SUPPLIED INFORMATION:
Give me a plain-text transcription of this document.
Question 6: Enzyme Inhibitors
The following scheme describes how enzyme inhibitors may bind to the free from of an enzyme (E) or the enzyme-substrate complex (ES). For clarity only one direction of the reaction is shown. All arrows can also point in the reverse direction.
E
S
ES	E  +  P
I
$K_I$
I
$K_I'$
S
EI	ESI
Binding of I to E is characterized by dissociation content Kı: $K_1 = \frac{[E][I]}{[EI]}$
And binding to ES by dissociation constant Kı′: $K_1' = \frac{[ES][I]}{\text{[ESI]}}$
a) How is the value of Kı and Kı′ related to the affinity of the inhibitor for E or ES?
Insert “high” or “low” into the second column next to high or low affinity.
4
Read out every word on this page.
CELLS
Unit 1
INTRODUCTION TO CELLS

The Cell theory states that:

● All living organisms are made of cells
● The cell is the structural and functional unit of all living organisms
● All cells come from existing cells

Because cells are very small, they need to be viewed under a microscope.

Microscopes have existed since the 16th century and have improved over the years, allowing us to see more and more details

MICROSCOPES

DIRECTIONS FOR THIS TASK:
Nothing in the records should be altered when they are written out again.

ANSWER BOX:
Give me a plain-text transcription of this document.
Question 6: Enzyme Inhibitors
The following scheme describes how enzyme inhibitors may bind to the free from of an enzyme (E) or the enzyme-substrate complex (ES). For clarity only one direction of the reaction is shown. All arrows can also point in the reverse direction.
E
S
ES	E  +  P
I
$K_I$
I
$K_I'$
S
EI	ESI
Binding of I to E is characterized by dissociation content Kı: $K_1 = \frac{[E][I]}{[EI]}$
And binding to ES by dissociation constant Kı′: $K_1' = \frac{[ES][I]}{\text{[ESI]}}$
a) How is the value of Kı and Kı′ related to the affinity of the inhibitor for E or ES?
Insert “high” or “low” into the second column next to high or low affinity.
4
Read out every word on this page.
CELLS
Unit 1
INTRODUCTION TO CELLS

The Cell theory states that:

● All living organisms are made of cells
● The cell is the structural and functional unit of all living organisms
● All cells come from existing cells

Because cells are very small, they need to be viewed under a microscope.

Microscopes have existed since the 16th century and have improved over the years, allowing us to see more and more details

MICROSCOPES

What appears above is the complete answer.